• **EXCERPTED PASSAGE**
★ ★ ★

Subject: Re: Packed struct/union amendments proposal
From: Kevin Cameron x3251 (Kevin.Cameron@nsc.com)
Date: Wed Jul 24 2002 - 17:13:18 PDT
> From owner-sv-bc@server.eda.org Wed Jul 24 15:59:24 2002
>
> >I'm only worried about which bits line up where for this argument, actual
> >storage can be something different.
> >
> >> And aside from this, I don't think the modified text says anything that the
> >> original text doesn't already cover.
> >
> >Not quite, it states that the (virtual) storage model is big-endian for all
> >data types.
>
> In terms of which bits line up or overlay, it is already fully specified.
> The statement that the first member in a structure is most significant is
> enough to do that. The only possible meaning of that statement is that
> the first member overlays the most significant bits of the whole packed
> union when treated as a vector. The left end of any range on packed arrays
> is also the most significant. The most significant bit of an integer type
> is defined by mathematics. The "virtual" storage model is already defined
> to be big-endian, though the physical storage order is not specified.
>
> >> typedef struct packed {
> >> byte byte1;
> >> byte byte2;
> >> byte byte3;
> >> byte byte4;
> >> } bytes;
> >>
>
> >If we modify the union:
> >
> > typedef union packed {
> > bit [31:0] word;
> > byte [3:0] byte_slice;
> > bytes slice;
> > int b32;
> > } mem_word;
> >
> >and then do:
> >
> > mem_word.b32 = 32h'12345678;
> >
> >what's the value of slice.byte1?
>
> It is 8'h12. The specification states that the first member of a packed
> struct is the most significant, and that is byte1. That means it overlays
> the most significant byte of the packed union mem_word. So does the most
> significant byte of b32, which gets assigned the most significant byte of
> 32h'12345678, which is 8'h12. So slice.byte1 is 8'h12. So are byte_slice[3]
> and word[31:24], each of which is most significant, and thus overlay the
> most significant byte of the packed union mem_word. This is based purely
> on the spec and is independent of the endianness of the host machine.
>
> What part of this do you think is not specified?

★ ★ ★

• **STORED RECORDS**
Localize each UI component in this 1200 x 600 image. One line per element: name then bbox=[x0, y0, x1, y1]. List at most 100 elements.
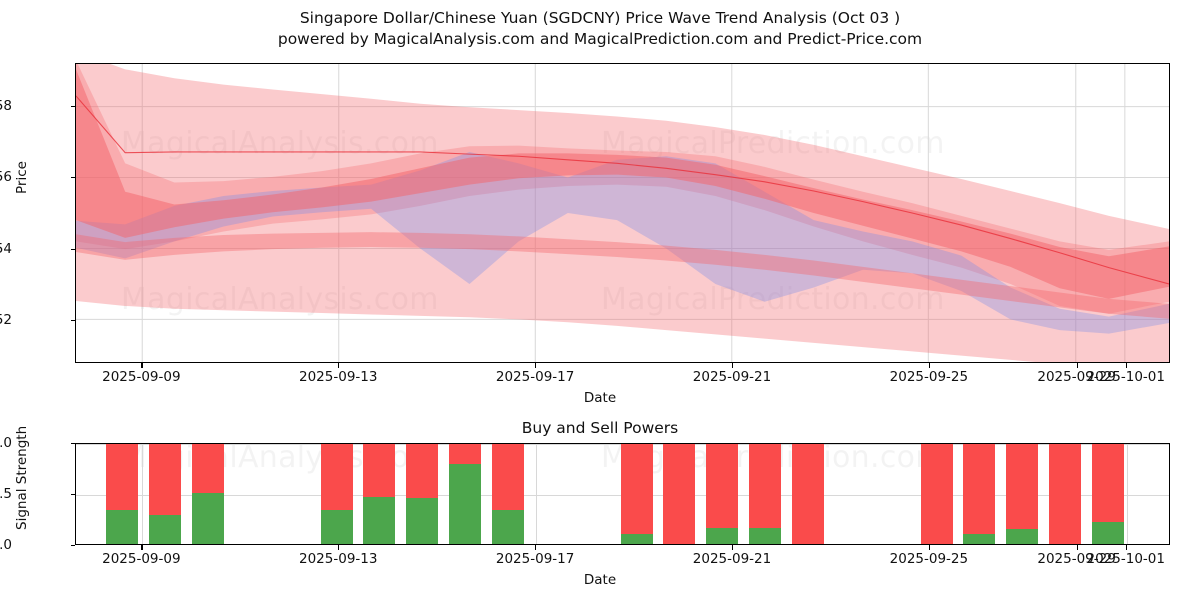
signal-xtick-label-6: 2025-10-01 bbox=[1086, 551, 1165, 567]
signal-xtick-mark-1 bbox=[338, 545, 340, 550]
signal-chart-title: Buy and Sell Powers bbox=[521, 419, 679, 437]
signal-bar bbox=[1049, 444, 1082, 544]
price-xtick-label-3: 2025-09-21 bbox=[692, 369, 772, 385]
sell-power-segment bbox=[492, 444, 524, 511]
signal-xtick-mark-3 bbox=[732, 545, 734, 550]
signal-ytick-mark-0 bbox=[70, 545, 75, 547]
sell-power-segment bbox=[1006, 444, 1039, 529]
buy-power-segment bbox=[1006, 528, 1039, 544]
price-xtick-mark-2 bbox=[535, 363, 537, 368]
signal-bar bbox=[749, 444, 782, 544]
signal-bar bbox=[192, 444, 224, 544]
price-ytick-label-3: 5.58 bbox=[0, 97, 12, 114]
signal-xtick-mark-4 bbox=[928, 545, 931, 550]
price-ytick-label-1: 5.54 bbox=[0, 240, 12, 257]
price-xtick-mark-5 bbox=[1076, 363, 1078, 368]
signal-bar bbox=[792, 444, 824, 544]
signal-bar bbox=[620, 444, 653, 544]
signal-bar bbox=[449, 444, 482, 544]
buy-power-segment bbox=[320, 510, 353, 544]
signal-bar bbox=[406, 444, 439, 544]
signal-xtick-label-0: 2025-09-09 bbox=[102, 551, 181, 567]
buy-power-segment bbox=[620, 533, 653, 544]
signal-bar bbox=[1006, 444, 1039, 544]
sell-power-segment bbox=[1049, 444, 1082, 544]
signal-vgridline-6 bbox=[1126, 444, 1128, 544]
chart-title-block: Singapore Dollar/Chinese Yuan (SGDCNY) P… bbox=[0, 8, 1200, 50]
price-ytick-mark-2 bbox=[70, 177, 75, 179]
price-trend-line bbox=[76, 95, 1169, 285]
price-xtick-label-2: 2025-09-17 bbox=[495, 369, 575, 385]
signal-xtick-label-4: 2025-09-25 bbox=[889, 551, 969, 567]
price-band-inner bbox=[76, 232, 1169, 319]
signal-bar bbox=[106, 444, 139, 544]
sell-power-segment bbox=[963, 444, 996, 534]
signal-bar bbox=[320, 444, 353, 544]
signal-bar bbox=[963, 444, 996, 544]
price-xtick-label-0: 2025-09-09 bbox=[102, 369, 181, 385]
signal-ytick-label-1: 0.5 bbox=[0, 486, 12, 502]
sell-power-segment bbox=[192, 444, 224, 493]
signal-bar bbox=[363, 444, 396, 544]
sell-power-segment bbox=[149, 444, 182, 516]
price-xtick-mark-3 bbox=[732, 363, 734, 368]
price-yaxis-title: Price bbox=[14, 161, 30, 194]
sell-power-segment bbox=[449, 444, 482, 465]
price-xtick-label-5: 2025-09-29 bbox=[1037, 369, 1116, 385]
buy-power-segment bbox=[492, 510, 524, 544]
page-title: Singapore Dollar/Chinese Yuan (SGDCNY) P… bbox=[299, 9, 901, 27]
signal-ytick-label-0: 0.0 bbox=[0, 537, 12, 553]
sell-power-segment bbox=[663, 444, 696, 544]
signal-ytick-mark-1 bbox=[70, 494, 75, 496]
signal-xtick-mark-2 bbox=[535, 545, 537, 550]
signal-bar bbox=[1092, 444, 1124, 544]
sell-power-segment bbox=[620, 444, 653, 534]
signal-xtick-label-1: 2025-09-13 bbox=[299, 551, 378, 567]
buy-power-segment bbox=[106, 510, 139, 544]
price-xtick-label-1: 2025-09-13 bbox=[299, 369, 378, 385]
price-ytick-label-2: 5.56 bbox=[0, 169, 12, 186]
sell-power-segment bbox=[1092, 444, 1124, 522]
buy-power-segment bbox=[1092, 521, 1124, 544]
price-xtick-mark-4 bbox=[928, 363, 931, 368]
buy-power-segment bbox=[149, 515, 182, 544]
signal-xtick-mark-5 bbox=[1076, 545, 1078, 550]
signal-bar bbox=[663, 444, 696, 544]
buy-power-segment bbox=[363, 497, 396, 544]
signal-ytick-label-2: 1.0 bbox=[0, 435, 12, 451]
signal-bar bbox=[492, 444, 524, 544]
page-subtitle: powered by MagicalAnalysis.com and Magic… bbox=[277, 30, 923, 48]
signal-xtick-mark-6 bbox=[1125, 545, 1127, 550]
price-ytick-mark-3 bbox=[70, 105, 75, 108]
sell-power-segment bbox=[706, 444, 739, 528]
buy-power-segment bbox=[749, 527, 782, 544]
buy-power-segment bbox=[706, 527, 739, 544]
price-band-mid bbox=[76, 64, 1169, 314]
price-xtick-mark-0 bbox=[141, 363, 143, 368]
price-ytick-mark-0 bbox=[70, 320, 75, 322]
buy-power-segment bbox=[449, 464, 482, 544]
price-xaxis-title: Date bbox=[583, 390, 617, 406]
buy-sell-powers-plot-area: MagicalAnalysis.com MagicalPrediction.co… bbox=[75, 443, 1170, 545]
signal-xtick-label-5: 2025-09-29 bbox=[1037, 551, 1116, 567]
signal-xaxis-title: Date bbox=[583, 572, 617, 588]
signal-xtick-label-2: 2025-09-17 bbox=[495, 551, 575, 567]
signal-yaxis-title: Signal Strength bbox=[14, 425, 30, 530]
sell-power-segment bbox=[363, 444, 396, 498]
signal-bar bbox=[706, 444, 739, 544]
price-ytick-mark-1 bbox=[70, 248, 75, 250]
sell-power-segment bbox=[320, 444, 353, 511]
price-xtick-label-4: 2025-09-25 bbox=[889, 369, 969, 385]
signal-bar bbox=[149, 444, 182, 544]
sell-power-segment bbox=[920, 444, 953, 544]
signal-bar bbox=[920, 444, 953, 544]
signal-vgridline-0 bbox=[142, 444, 144, 544]
price-xtick-mark-6 bbox=[1125, 363, 1127, 368]
sell-power-segment bbox=[749, 444, 782, 528]
sell-power-segment bbox=[406, 444, 439, 499]
signal-xtick-label-3: 2025-09-21 bbox=[692, 551, 772, 567]
price-wave-svg bbox=[76, 64, 1169, 362]
signal-vgridline-2 bbox=[536, 444, 538, 544]
buy-power-segment bbox=[192, 493, 224, 544]
buy-power-segment bbox=[406, 498, 439, 544]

★ ★ ★

• **WORK TO DO**
#1 Answer these from the packed struct/union thread above:
(a) According to the reply, what value does slice.byte1 hold after the assignment to mem_word.b32?
(b) Which single statement does the reply say is enough to fully specify which bits line up or overlay?
(c) What does the reply say about the physical storage order?
#2 Please carry the packed struct/union thread forward from the point where it ends.

• **RESULTS**
#1
(a) 8'h12.
(b) The statement that the first member in a structure is most significant.
(c) It is not specified.

#2
The LRM only says the first member is the most significant, it does not
say that all members pack most significant bit first.
If everyone agrees that is what it means I'm happy enough.
> Note that none of this specifies the storage order in the actual host
> memory. We don't know whether byte1 is stored at a higher or lower
> address in memory than byte2. That is machine and/or implementation
> dependent. However, it doesn't matter unless you have some way of
> determining the actual memory address of a particular member.
True, that is a seperate issue - but not unrelated.
> >As I said before the reason for wanting this stuff defined is that we have
> >testbenches that generate data for simulated embedded processors that don't
> >address their data the same way the simulation host does, and I want to
> >avoid error prone `ifdef BIG_ENDIAN...`else code.
>
> As long as it is all defined in the HDL, it will always work the same way,
> independent of host machine architecture. If you aren't trying to access
> the data through a C model, or getting the addresses of members of packed
> structs through some new HDL pointer mechanism, the code should be portable
> without `ifdefs.
My understanding from the meeting was that it was somewhat host dependent.
> >> It is not clear whether this means that each 2-state
> >> member is also treated as 4-state.
> >
> >You can do it that way, but it's guaranteed to be less efficient. Also
> >automatically treating Xs/Zs as 0 seems like a realy bad idea to me.
> >( Should've proposed striking that paragraph too :-) ).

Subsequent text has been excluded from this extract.